TASK INSTRUCTIONS: Each line should be copied exactly.

--- start MATERIAL PROVIDED ---

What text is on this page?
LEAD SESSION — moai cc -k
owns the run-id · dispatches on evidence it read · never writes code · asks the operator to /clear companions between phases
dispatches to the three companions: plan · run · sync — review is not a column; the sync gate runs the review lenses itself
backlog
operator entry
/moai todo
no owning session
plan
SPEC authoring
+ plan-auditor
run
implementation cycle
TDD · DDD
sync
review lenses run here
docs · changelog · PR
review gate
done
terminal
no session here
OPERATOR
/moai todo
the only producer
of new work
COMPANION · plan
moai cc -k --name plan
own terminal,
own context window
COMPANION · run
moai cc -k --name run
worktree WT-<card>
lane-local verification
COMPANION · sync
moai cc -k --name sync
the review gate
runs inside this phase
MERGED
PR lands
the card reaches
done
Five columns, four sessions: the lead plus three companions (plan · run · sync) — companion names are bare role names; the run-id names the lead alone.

--- end MATERIAL PROVIDED ---

COMPLETE RESPONSE:
What text is on this page?
LEAD SESSION — moai cc -k
owns the run-id · dispatches on evidence it read · never writes code · asks the operator to /clear companions between phases
dispatches to the three companions: plan · run · sync — review is not a column; the sync gate runs the review lenses itself
backlog
operator entry
/moai todo
no owning session
plan
SPEC authoring
+ plan-auditor
run
implementation cycle
TDD · DDD
sync
review lenses run here
docs · changelog · PR
review gate
done
terminal
no session here
OPERATOR
/moai todo
the only producer
of new work
COMPANION · plan
moai cc -k --name plan
own terminal,
own context window
COMPANION · run
moai cc -k --name run
worktree WT-<card>
lane-local verification
COMPANION · sync
moai cc -k --name sync
the review gate
runs inside this phase
MERGED
PR lands
the card reaches
done
Five columns, four sessions: the lead plus three companions (plan · run · sync) — companion names are bare role names; the run-id names the lead alone.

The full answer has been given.